(Task prompt)
Repeat the data that follows, word for word, without the images.

--- Exercise material ---

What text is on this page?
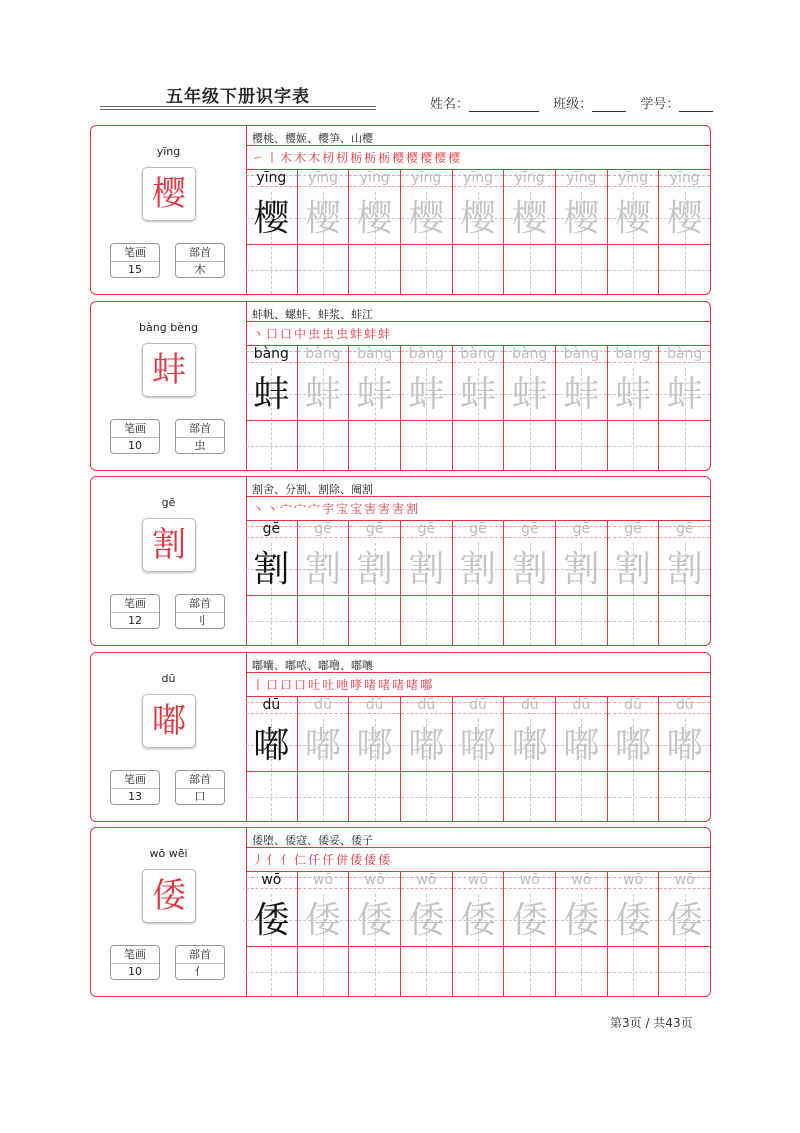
五年级下册识字表	姓名：	班级：	学号：
yīng
樱
笔画
15
部首
木
樱桃、樱姬、樱笋、山樱
㇀㇑木木木杒杒栃栃栃樱樱樱樱樱
yīng
樱
yīng
樱
yīng
樱
yīng
樱
yīng
樱
yīng
樱
yīng
樱
yīng
樱
yīng
樱
bàng bèng
蚌
笔画
10
部首
虫
蚌帆、螺蚌、蚌浆、蚌江
丶口口中虫虫虫蚌蚌蚌
bàng
蚌
bàng
蚌
bàng
蚌
bàng
蚌
bàng
蚌
bàng
蚌
bàng
蚌
bàng
蚌
bàng
蚌
gē
割
笔画
12
部首
刂
割舍、分割、割除、阉割
丶丶宀宀宀宇宝宝害害害割
gē
割
gē
割
gē
割
gē
割
gē
割
gē
割
gē
割
gē
割
gē
割
dū
嘟
笔画
13
部首
口
嘟囔、嘟哝、嘟噜、嘟嚷
丨口口口吐吐吔哮啫啫啫啫嘟
dū
嘟
dū
嘟
dū
嘟
dū
嘟
dū
嘟
dū
嘟
dū
嘟
dū
嘟
dū
嘟
wō wēi
倭
笔画
10
部首
亻
倭堕、倭寇、倭妥、倭子
丿亻亻仁仟仟併倭倭倭
wō
倭
wō
倭
wō
倭
wō
倭
wō
倭
wō
倭
wō
倭
wō
倭
wō
倭
第3页 / 共43页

---

(Task answer)
What text is on this page?
五年级下册识字表	姓名：	班级：	学号：
yīng
樱
笔画
15
部首
木
樱桃、樱姬、樱笋、山樱
㇀㇑木木木杒杒栃栃栃樱樱樱樱樱
yīng
樱
yīng
樱
yīng
樱
yīng
樱
yīng
樱
yīng
樱
yīng
樱
yīng
樱
yīng
樱
bàng bèng
蚌
笔画
10
部首
虫
蚌帆、螺蚌、蚌浆、蚌江
丶口口中虫虫虫蚌蚌蚌
bàng
蚌
bàng
蚌
bàng
蚌
bàng
蚌
bàng
蚌
bàng
蚌
bàng
蚌
bàng
蚌
bàng
蚌
gē
割
笔画
12
部首
刂
割舍、分割、割除、阉割
丶丶宀宀宀宇宝宝害害害割
gē
割
gē
割
gē
割
gē
割
gē
割
gē
割
gē
割
gē
割
gē
割
dū
嘟
笔画
13
部首
口
嘟囔、嘟哝、嘟噜、嘟嚷
丨口口口吐吐吔哮啫啫啫啫嘟
dū
嘟
dū
嘟
dū
嘟
dū
嘟
dū
嘟
dū
嘟
dū
嘟
dū
嘟
dū
嘟
wō wēi
倭
笔画
10
部首
亻
倭堕、倭寇、倭妥、倭子
丿亻亻仁仟仟併倭倭倭
wō
倭
wō
倭
wō
倭
wō
倭
wō
倭
wō
倭
wō
倭
wō
倭
wō
倭
第3页 / 共43页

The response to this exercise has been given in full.